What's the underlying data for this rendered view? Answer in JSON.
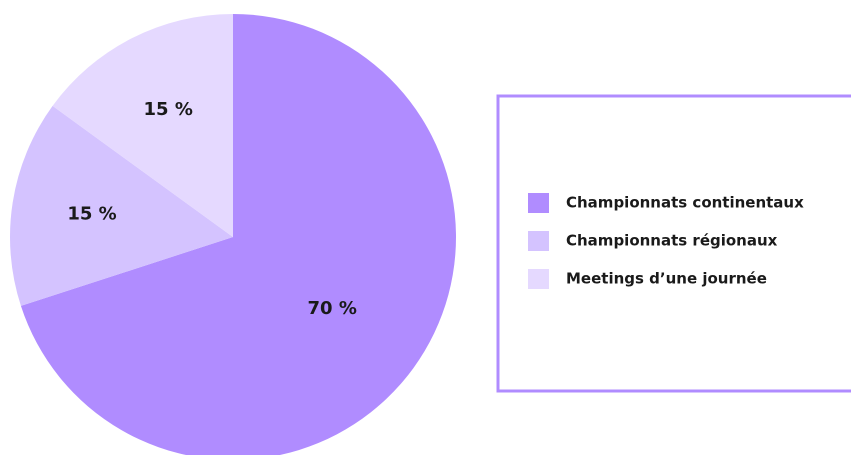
{
  "chart_data": {
    "type": "pie",
    "categories": [
      "Championnats continentaux",
      "Championnats régionaux",
      "Meetings d’une journée"
    ],
    "values": [
      70,
      15,
      15
    ],
    "value_labels": [
      "70 %",
      "15 %",
      "15 %"
    ],
    "colors": [
      "#b08cff",
      "#d4c3ff",
      "#e5d9ff"
    ],
    "legend": "right"
  }
}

=-=-=

* Directive:
Quote all the records verbatim, dropping any pictures from your copy.

* Result of this exercise:
What's the underlying data for this rendered view? Answer in JSON.
{
  "chart_data": {
    "type": "pie",
    "categories": [
      "Championnats continentaux",
      "Championnats régionaux",
      "Meetings d’une journée"
    ],
    "values": [
      70,
      15,
      15
    ],
    "value_labels": [
      "70 %",
      "15 %",
      "15 %"
    ],
    "colors": [
      "#b08cff",
      "#d4c3ff",
      "#e5d9ff"
    ],
    "legend": "right"
  }
}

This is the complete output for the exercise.